■ **Goal**: Where a line holds the string "Change", return that line.

* Begin *

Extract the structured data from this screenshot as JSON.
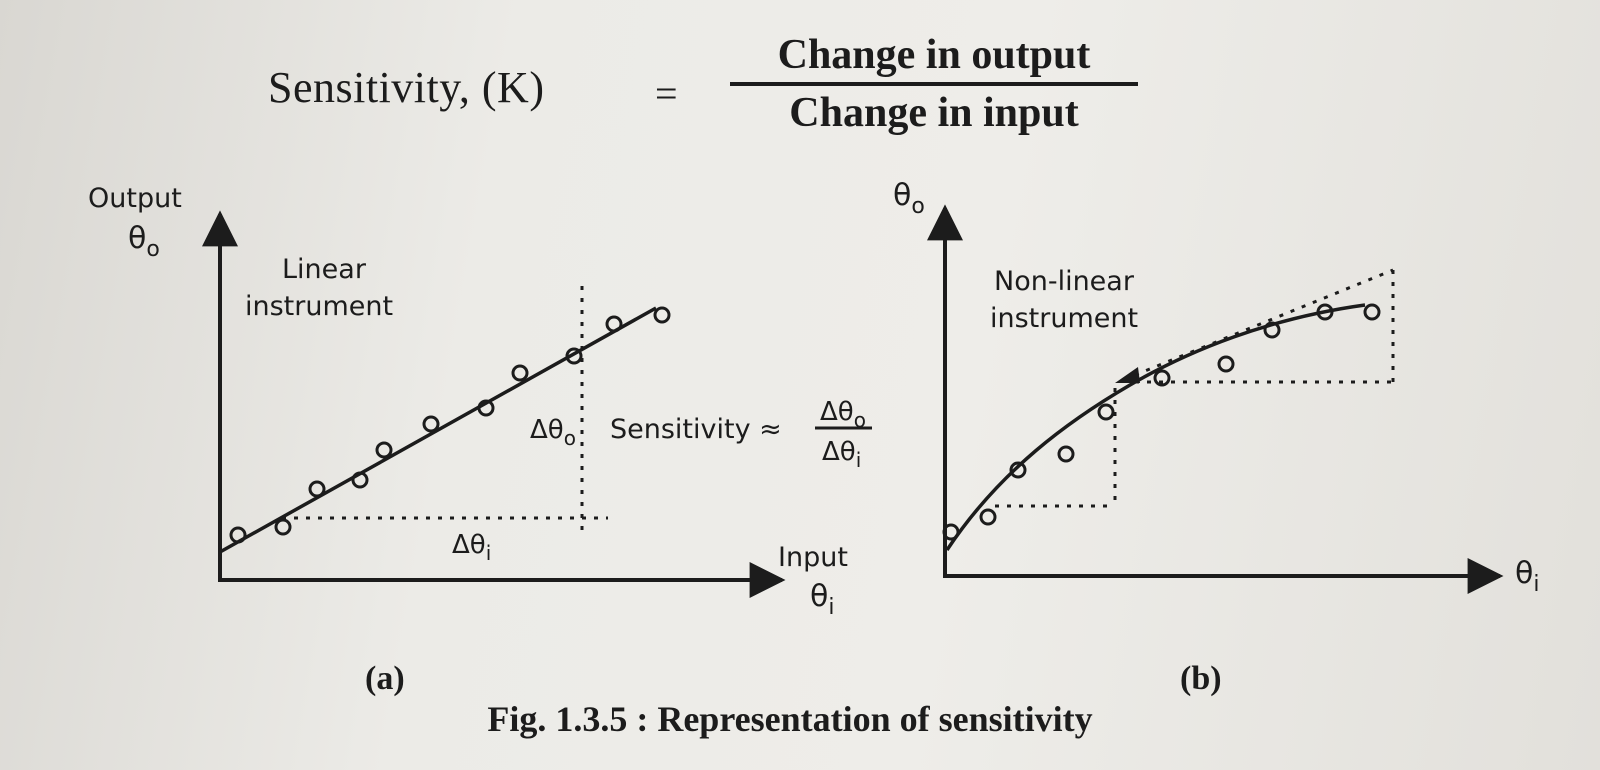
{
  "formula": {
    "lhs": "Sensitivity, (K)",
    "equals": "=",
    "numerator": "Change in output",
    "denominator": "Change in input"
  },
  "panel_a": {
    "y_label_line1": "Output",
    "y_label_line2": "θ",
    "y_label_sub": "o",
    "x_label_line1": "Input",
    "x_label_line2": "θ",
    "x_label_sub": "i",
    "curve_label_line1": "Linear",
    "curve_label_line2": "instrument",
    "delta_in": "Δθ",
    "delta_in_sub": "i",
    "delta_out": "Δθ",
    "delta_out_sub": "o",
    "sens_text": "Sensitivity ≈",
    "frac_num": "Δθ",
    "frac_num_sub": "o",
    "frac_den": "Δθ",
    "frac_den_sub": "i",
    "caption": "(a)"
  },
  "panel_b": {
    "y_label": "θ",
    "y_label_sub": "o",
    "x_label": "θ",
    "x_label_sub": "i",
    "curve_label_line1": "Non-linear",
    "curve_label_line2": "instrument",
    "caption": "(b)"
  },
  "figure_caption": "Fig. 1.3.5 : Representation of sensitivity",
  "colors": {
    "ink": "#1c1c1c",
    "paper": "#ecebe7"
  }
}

* End *

■ **Written answer**:
    "numerator": "Change in output",
    "denominator": "Change in input"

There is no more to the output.